* CHALLENGE: Copy out the records precisely, omitting pictures.

=======

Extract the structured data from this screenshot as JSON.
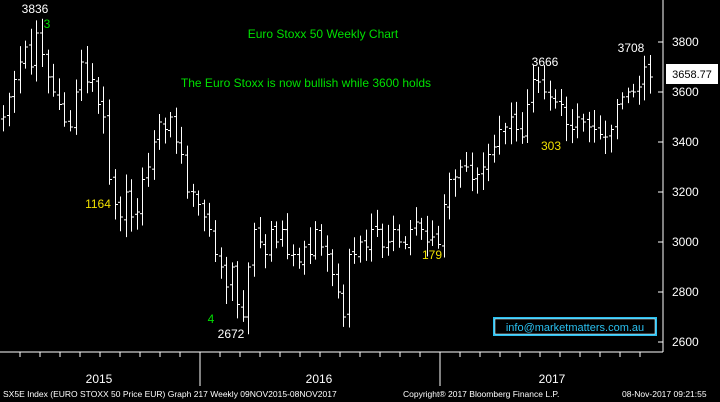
{
  "chart_data": {
    "type": "bar",
    "subtype": "ohlc-weekly",
    "title": "Euro Stoxx 50 Weekly Chart",
    "subtitle": "The Euro Stoxx is now bullish while 3600 holds",
    "xlabel": "",
    "ylabel": "",
    "x_tick_labels": [
      "2015",
      "2016",
      "2017"
    ],
    "y_ticks": [
      2600,
      2800,
      3000,
      3200,
      3400,
      3600,
      3800
    ],
    "ylim": [
      2560,
      3960
    ],
    "grid": false,
    "last_value": "3658.77",
    "closes": [
      3500,
      3580,
      3650,
      3720,
      3780,
      3700,
      3836,
      3750,
      3660,
      3600,
      3550,
      3480,
      3460,
      3600,
      3720,
      3640,
      3650,
      3550,
      3500,
      3250,
      3150,
      3100,
      3200,
      3100,
      3120,
      3250,
      3300,
      3400,
      3480,
      3450,
      3500,
      3400,
      3350,
      3200,
      3200,
      3150,
      3100,
      3050,
      2950,
      2900,
      2820,
      2900,
      2750,
      2700,
      2900,
      3050,
      3000,
      2950,
      3050,
      3000,
      3050,
      2950,
      2950,
      2920,
      2980,
      2950,
      3050,
      2980,
      2950,
      2870,
      2800,
      2700,
      2950,
      2950,
      3000,
      2980,
      3050,
      3050,
      2980,
      3000,
      3050,
      3000,
      2990,
      3050,
      3080,
      3050,
      3000,
      3020,
      2990,
      3150,
      3250,
      3260,
      3300,
      3300,
      3250,
      3270,
      3300,
      3350,
      3380,
      3450,
      3460,
      3500,
      3450,
      3420,
      3550,
      3650,
      3640,
      3600,
      3580,
      3560,
      3550,
      3470,
      3450,
      3500,
      3480,
      3460,
      3450,
      3430,
      3420,
      3450,
      3550,
      3580,
      3600,
      3600,
      3620,
      3700,
      3660
    ],
    "annotations": {
      "high_2015": "3836",
      "count_3": "3",
      "low_1164": "1164",
      "count_4": "4",
      "low_2672": "2672",
      "low_179": "179",
      "high_3666": "3666",
      "low_303": "303",
      "high_3708": "3708"
    },
    "colors": {
      "background": "#000000",
      "bars": "#ffffff",
      "title_green": "#00e000",
      "label_yellow": "#f0e000",
      "label_white": "#ffffff",
      "badge": "#2ac0f0"
    }
  },
  "website": "info@marketmatters.com.au",
  "footer": {
    "left": "SX5E Index (EURO STOXX 50 Price EUR) Graph 217  Weekly 09NOV2015-08NOV2017",
    "center": "Copyright® 2017 Bloomberg Finance L.P.",
    "right": "08-Nov-2017 09:21:55"
  }
}
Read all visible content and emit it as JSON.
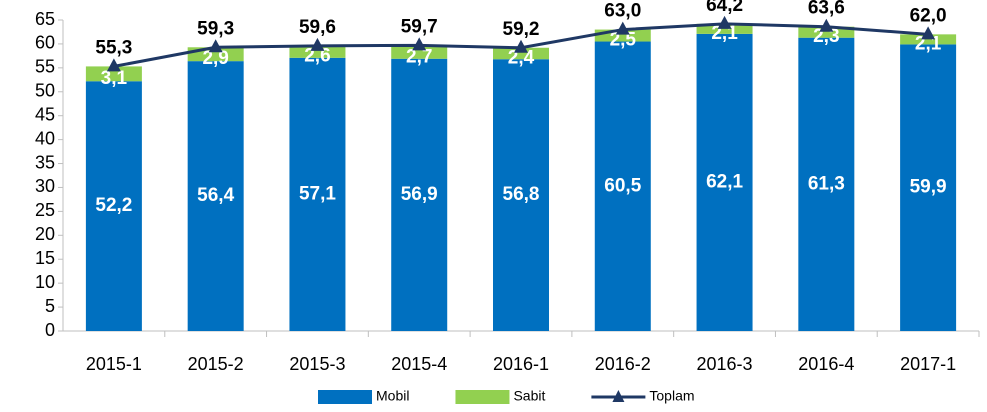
{
  "chart_data": {
    "type": "bar",
    "categories": [
      "2015-1",
      "2015-2",
      "2015-3",
      "2015-4",
      "2016-1",
      "2016-2",
      "2016-3",
      "2016-4",
      "2017-1"
    ],
    "series": [
      {
        "name": "Mobil",
        "color": "#0070c0",
        "values": [
          52.2,
          56.4,
          57.1,
          56.9,
          56.8,
          60.5,
          62.1,
          61.3,
          59.9
        ],
        "value_labels": [
          "52,2",
          "56,4",
          "57,1",
          "56,9",
          "56,8",
          "60,5",
          "62,1",
          "61,3",
          "59,9"
        ]
      },
      {
        "name": "Sabit",
        "color": "#92d050",
        "values": [
          3.1,
          2.9,
          2.6,
          2.7,
          2.4,
          2.5,
          2.1,
          2.3,
          2.1
        ],
        "value_labels": [
          "3,1",
          "2,9",
          "2,6",
          "2,7",
          "2,4",
          "2,5",
          "2,1",
          "2,3",
          "2,1"
        ]
      },
      {
        "name": "Toplam",
        "type": "line",
        "color": "#1f3864",
        "values": [
          55.3,
          59.3,
          59.6,
          59.7,
          59.2,
          63.0,
          64.2,
          63.6,
          62.0
        ],
        "value_labels": [
          "55,3",
          "59,3",
          "59,6",
          "59,7",
          "59,2",
          "63,0",
          "64,2",
          "63,6",
          "62,0"
        ]
      }
    ],
    "ylim": [
      0,
      65
    ],
    "yticks": [
      0,
      5,
      10,
      15,
      20,
      25,
      30,
      35,
      40,
      45,
      50,
      55,
      60,
      65
    ],
    "stacked": true,
    "legend": "bottom"
  }
}
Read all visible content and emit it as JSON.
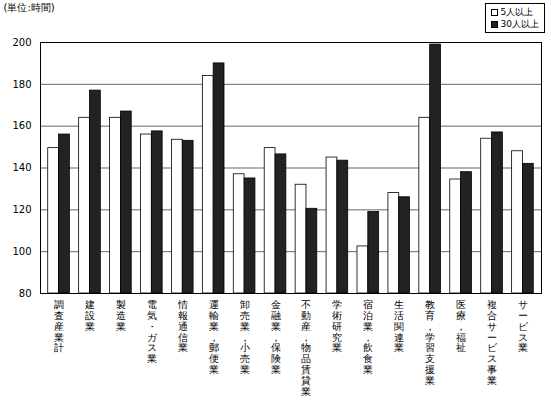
{
  "chart_data": {
    "type": "bar",
    "ylabel": "(単位:時間)",
    "categories": [
      "調査産業計",
      "建設業",
      "製造業",
      "電気・ガス業",
      "情報通信業",
      "運輸業，郵便業",
      "卸売業，小売業",
      "金融業，保険業",
      "不動産，物品賃貸業",
      "学術研究業",
      "宿泊業，飲食業",
      "生活関連業",
      "教育，学習支援業",
      "医療，福祉",
      "複合サービス事業",
      "サービス業"
    ],
    "series": [
      {
        "name": "5人以上",
        "color": "#ffffff",
        "values": [
          149.5,
          164,
          164,
          156,
          153.5,
          184,
          137,
          149.5,
          132,
          145,
          102.5,
          128,
          164,
          134.5,
          154,
          148
        ]
      },
      {
        "name": "30人以上",
        "color": "#222222",
        "values": [
          156,
          177,
          167,
          157.5,
          153,
          190,
          135,
          146.5,
          120.5,
          143.5,
          119,
          126,
          199,
          138,
          157,
          142
        ]
      }
    ],
    "ylim": [
      80,
      200
    ],
    "yticks": [
      80,
      100,
      120,
      140,
      160,
      180,
      200
    ],
    "grid": true,
    "legend": "top-right"
  }
}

=======

* TASK RESULT:
Extract the structured data from this screenshot as JSON.
{
  "chart_data": {
    "type": "bar",
    "subtype": "ohlc-weekly",
    "title": "Euro Stoxx 50 Weekly Chart",
    "subtitle": "The Euro Stoxx is now bullish while 3600 holds",
    "xlabel": "",
    "ylabel": "",
    "x_tick_labels": [
      "2015",
      "2016",
      "2017"
    ],
    "y_ticks": [
      2600,
      2800,
      3000,
      3200,
      3400,
      3600,
      3800
    ],
    "ylim": [
      2560,
      3960
    ],
    "grid": false,
    "last_value": "3658.77",
    "closes": [
      3500,
      3580,
      3650,
      3720,
      3780,
      3700,
      3836,
      3750,
      3660,
      3600,
      3550,
      3480,
      3460,
      3600,
      3720,
      3640,
      3650,
      3550,
      3500,
      3250,
      3150,
      3100,
      3200,
      3100,
      3120,
      3250,
      3300,
      3400,
      3480,
      3450,
      3500,
      3400,
      3350,
      3200,
      3200,
      3150,
      3100,
      3050,
      2950,
      2900,
      2820,
      2900,
      2750,
      2700,
      2900,
      3050,
      3000,
      2950,
      3050,
      3000,
      3050,
      2950,
      2950,
      2920,
      2980,
      2950,
      3050,
      2980,
      2950,
      2870,
      2800,
      2700,
      2950,
      2950,
      3000,
      2980,
      3050,
      3050,
      2980,
      3000,
      3050,
      3000,
      2990,
      3050,
      3080,
      3050,
      3000,
      3020,
      2990,
      3150,
      3250,
      3260,
      3300,
      3300,
      3250,
      3270,
      3300,
      3350,
      3380,
      3450,
      3460,
      3500,
      3450,
      3420,
      3550,
      3650,
      3640,
      3600,
      3580,
      3560,
      3550,
      3470,
      3450,
      3500,
      3480,
      3460,
      3450,
      3430,
      3420,
      3450,
      3550,
      3580,
      3600,
      3600,
      3620,
      3700,
      3660
    ],
    "annotations": {
      "high_2015": "3836",
      "count_3": "3",
      "low_1164": "1164",
      "count_4": "4",
      "low_2672": "2672",
      "low_179": "179",
      "high_3666": "3666",
      "low_303": "303",
      "high_3708": "3708"
    },
    "colors": {
      "background": "#000000",
      "bars": "#ffffff",
      "title_green": "#00e000",
      "label_yellow": "#f0e000",
      "label_white": "#ffffff",
      "badge": "#2ac0f0"
    }
  },
  "website": "info@marketmatters.com.au",
  "footer": {
    "left": "SX5E Index (EURO STOXX 50 Price EUR) Graph 217  Weekly 09NOV2015-08NOV2017",
    "center": "Copyright® 2017 Bloomberg Finance L.P.",
    "right": "08-Nov-2017 09:21:55"
  }
}
Read all visible content and emit it as JSON.
{
  "chart_data": {
    "type": "bar",
    "categories": [
      "2015-1",
      "2015-2",
      "2015-3",
      "2015-4",
      "2016-1",
      "2016-2",
      "2016-3",
      "2016-4",
      "2017-1"
    ],
    "series": [
      {
        "name": "Mobil",
        "color": "#0070c0",
        "values": [
          52.2,
          56.4,
          57.1,
          56.9,
          56.8,
          60.5,
          62.1,
          61.3,
          59.9
        ],
        "value_labels": [
          "52,2",
          "56,4",
          "57,1",
          "56,9",
          "56,8",
          "60,5",
          "62,1",
          "61,3",
          "59,9"
        ]
      },
      {
        "name": "Sabit",
        "color": "#92d050",
        "values": [
          3.1,
          2.9,
          2.6,
          2.7,
          2.4,
          2.5,
          2.1,
          2.3,
          2.1
        ],
        "value_labels": [
          "3,1",
          "2,9",
          "2,6",
          "2,7",
          "2,4",
          "2,5",
          "2,1",
          "2,3",
          "2,1"
        ]
      },
      {
        "name": "Toplam",
        "type": "line",
        "color": "#1f3864",
        "values": [
          55.3,
          59.3,
          59.6,
          59.7,
          59.2,
          63.0,
          64.2,
          63.6,
          62.0
        ],
        "value_labels": [
          "55,3",
          "59,3",
          "59,6",
          "59,7",
          "59,2",
          "63,0",
          "64,2",
          "63,6",
          "62,0"
        ]
      }
    ],
    "ylim": [
      0,
      65
    ],
    "yticks": [
      0,
      5,
      10,
      15,
      20,
      25,
      30,
      35,
      40,
      45,
      50,
      55,
      60,
      65
    ],
    "stacked": true,
    "legend": "bottom"
  }
}
Read all visible content and emit it as JSON.
{
  "chart_data": {
    "type": "bar",
    "ylabel": "(単位:時間)",
    "categories": [
      "調査産業計",
      "建設業",
      "製造業",
      "電気・ガス業",
      "情報通信業",
      "運輸業，郵便業",
      "卸売業，小売業",
      "金融業，保険業",
      "不動産，物品賃貸業",
      "学術研究業",
      "宿泊業，飲食業",
      "生活関連業",
      "教育，学習支援業",
      "医療，福祉",
      "複合サービス事業",
      "サービス業"
    ],
    "series": [
      {
        "name": "5人以上",
        "color": "#ffffff",
        "values": [
          149.5,
          164,
          164,
          156,
          153.5,
          184,
          137,
          149.5,
          132,
          145,
          102.5,
          128,
          164,
          134.5,
          154,
          148
        ]
      },
      {
        "name": "30人以上",
        "color": "#222222",
        "values": [
          156,
          177,
          167,
          157.5,
          153,
          190,
          135,
          146.5,
          120.5,
          143.5,
          119,
          126,
          199,
          138,
          157,
          142
        ]
      }
    ],
    "ylim": [
      80,
      200
    ],
    "yticks": [
      80,
      100,
      120,
      140,
      160,
      180,
      200
    ],
    "grid": true,
    "legend": "top-right"
  }
}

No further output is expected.